== EXCERPT PROVIDED ==
Sustainable development is an exhausted term. In recent years, it has been misused and abused by politicians and CEOs to such an extent that it is associated more with political and corporate spin than with any true spirit or substance.
For India, this matters. Today’s India is a land of double-digit economic growth rates, soaring city skylines and multi-bagging share prices. The national mood is confident and proud.
Unfortunately, while the country’s economic development is progressing strongly, the spirit of sustainability has yet to be invoked for three key reasons. First, economic growth remains dangerously unbalanced. India’s “middle” or “consuming” class has reached 300 million but there are still over 800 million Indians living on less than US$1 a day despite the recent economic boom.
With less than 3 per cent of the world’s land and 16 per cent of the world’s population, India is home to 40 per cent of the world’s poor. India’s income inequalities are complicated by ethnicity, caste and geography.
Second, since Indian independence, the population has increased by over 700 million. Although fertility rates have fallen dramatically in some of India’s southern states, further north, women are still having, on average, at least four children. As a result, today’s population of just over one billion is forecast to rise by another 500 million by 2050.
Third, and most controversially, there is not enough ecological room left globally for India to pursue the same resource, environment and consumption-intensive development model followed by every “developed” country to date.
According to the New Economics Foundation, for example, in 1961, Earth could have supported everyone living a UK lifestyle. Today, it would take at least three planets to support the current UK lifestyle. Even at a global level, including all the low-income countries, the world is living beyond its means and it is clear that something has to change.

Stored items from a collection
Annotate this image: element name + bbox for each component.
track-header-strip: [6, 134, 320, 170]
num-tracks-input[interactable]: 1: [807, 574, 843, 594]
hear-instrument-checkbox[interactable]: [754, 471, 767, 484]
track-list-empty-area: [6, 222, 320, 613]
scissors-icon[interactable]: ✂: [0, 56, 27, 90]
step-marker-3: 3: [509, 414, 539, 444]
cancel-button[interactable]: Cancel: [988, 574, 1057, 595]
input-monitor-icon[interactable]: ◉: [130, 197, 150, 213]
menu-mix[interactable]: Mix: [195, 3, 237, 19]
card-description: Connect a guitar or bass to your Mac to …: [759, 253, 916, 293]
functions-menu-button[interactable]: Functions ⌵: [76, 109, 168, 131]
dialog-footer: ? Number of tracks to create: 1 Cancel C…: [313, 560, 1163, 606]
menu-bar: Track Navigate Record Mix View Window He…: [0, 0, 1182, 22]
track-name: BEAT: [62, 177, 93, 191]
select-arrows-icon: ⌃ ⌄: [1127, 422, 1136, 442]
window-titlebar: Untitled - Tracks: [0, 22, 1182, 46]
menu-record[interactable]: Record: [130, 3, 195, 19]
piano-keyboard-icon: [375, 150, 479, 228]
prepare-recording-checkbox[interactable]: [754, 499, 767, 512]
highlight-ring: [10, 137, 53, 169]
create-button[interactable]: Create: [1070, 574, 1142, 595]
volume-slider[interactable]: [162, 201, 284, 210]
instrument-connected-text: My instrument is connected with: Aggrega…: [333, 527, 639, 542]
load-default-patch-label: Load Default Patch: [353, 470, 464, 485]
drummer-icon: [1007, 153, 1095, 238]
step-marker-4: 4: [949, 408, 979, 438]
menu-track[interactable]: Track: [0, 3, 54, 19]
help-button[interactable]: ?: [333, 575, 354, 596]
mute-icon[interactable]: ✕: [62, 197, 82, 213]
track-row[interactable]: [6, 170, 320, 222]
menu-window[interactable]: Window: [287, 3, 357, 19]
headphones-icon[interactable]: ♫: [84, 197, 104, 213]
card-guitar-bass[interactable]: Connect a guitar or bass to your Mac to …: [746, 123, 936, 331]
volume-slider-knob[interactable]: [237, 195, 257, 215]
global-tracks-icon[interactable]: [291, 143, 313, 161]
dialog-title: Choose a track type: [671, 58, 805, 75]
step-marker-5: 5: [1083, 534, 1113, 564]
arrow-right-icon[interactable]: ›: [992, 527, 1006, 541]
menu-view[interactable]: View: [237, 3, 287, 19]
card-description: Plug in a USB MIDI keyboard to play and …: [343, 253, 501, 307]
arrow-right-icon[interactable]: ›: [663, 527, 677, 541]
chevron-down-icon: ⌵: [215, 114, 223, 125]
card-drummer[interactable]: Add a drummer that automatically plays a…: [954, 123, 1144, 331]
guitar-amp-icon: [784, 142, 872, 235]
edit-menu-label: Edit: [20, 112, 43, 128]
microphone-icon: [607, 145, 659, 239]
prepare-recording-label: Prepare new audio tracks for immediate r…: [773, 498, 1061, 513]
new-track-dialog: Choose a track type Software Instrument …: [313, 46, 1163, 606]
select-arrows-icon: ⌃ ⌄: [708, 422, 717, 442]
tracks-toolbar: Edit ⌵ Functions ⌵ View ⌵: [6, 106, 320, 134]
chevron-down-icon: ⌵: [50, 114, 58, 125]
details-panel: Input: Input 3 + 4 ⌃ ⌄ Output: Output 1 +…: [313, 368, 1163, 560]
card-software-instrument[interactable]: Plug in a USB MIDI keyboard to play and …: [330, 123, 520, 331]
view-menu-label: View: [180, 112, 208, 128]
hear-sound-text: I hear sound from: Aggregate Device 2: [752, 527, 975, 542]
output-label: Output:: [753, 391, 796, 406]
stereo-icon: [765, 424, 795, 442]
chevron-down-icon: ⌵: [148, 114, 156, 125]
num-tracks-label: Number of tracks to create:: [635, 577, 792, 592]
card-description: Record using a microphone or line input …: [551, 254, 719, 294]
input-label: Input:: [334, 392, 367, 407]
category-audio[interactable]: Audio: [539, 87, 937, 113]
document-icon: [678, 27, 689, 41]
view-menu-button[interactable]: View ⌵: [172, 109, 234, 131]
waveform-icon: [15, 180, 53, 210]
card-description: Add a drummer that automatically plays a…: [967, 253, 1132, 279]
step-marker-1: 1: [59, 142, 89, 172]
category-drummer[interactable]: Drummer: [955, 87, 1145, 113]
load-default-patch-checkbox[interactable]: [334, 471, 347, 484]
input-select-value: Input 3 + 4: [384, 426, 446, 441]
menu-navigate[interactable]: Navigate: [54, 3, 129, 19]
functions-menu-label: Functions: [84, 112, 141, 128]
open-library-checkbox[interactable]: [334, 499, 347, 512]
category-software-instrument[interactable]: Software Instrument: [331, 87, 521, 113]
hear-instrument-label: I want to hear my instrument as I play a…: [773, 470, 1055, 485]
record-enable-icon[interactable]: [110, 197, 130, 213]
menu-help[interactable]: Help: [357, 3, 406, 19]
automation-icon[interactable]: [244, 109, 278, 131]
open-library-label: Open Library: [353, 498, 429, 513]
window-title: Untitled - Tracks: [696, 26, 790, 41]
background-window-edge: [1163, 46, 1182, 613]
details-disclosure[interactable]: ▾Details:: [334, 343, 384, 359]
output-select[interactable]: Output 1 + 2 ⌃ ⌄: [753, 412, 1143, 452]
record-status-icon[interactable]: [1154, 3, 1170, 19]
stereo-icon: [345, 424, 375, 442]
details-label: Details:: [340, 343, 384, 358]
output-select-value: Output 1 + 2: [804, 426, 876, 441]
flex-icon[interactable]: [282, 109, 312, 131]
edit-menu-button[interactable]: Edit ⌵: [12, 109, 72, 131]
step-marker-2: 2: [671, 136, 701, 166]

== WHAT TO WORK ON ==
1. In the passage on sustainability in India, by how much has the population grown since Indian independence?
2. Retype the passage on sustainability in India, starting with "Sustainable development is" and going on through "confident and proud.".

== RESULTS ==
1. By over 700 million.

2.
Sustainable development is an exhausted term. In recent years, it has been misused and abused by politicians and CEOs to such an extent that it is associated more with political and corporate spin than with any true spirit or substance.
For India, this matters. Today’s India is a land of double-digit economic growth rates, soaring city skylines and multi-bagging share prices. The national mood is confident and proud.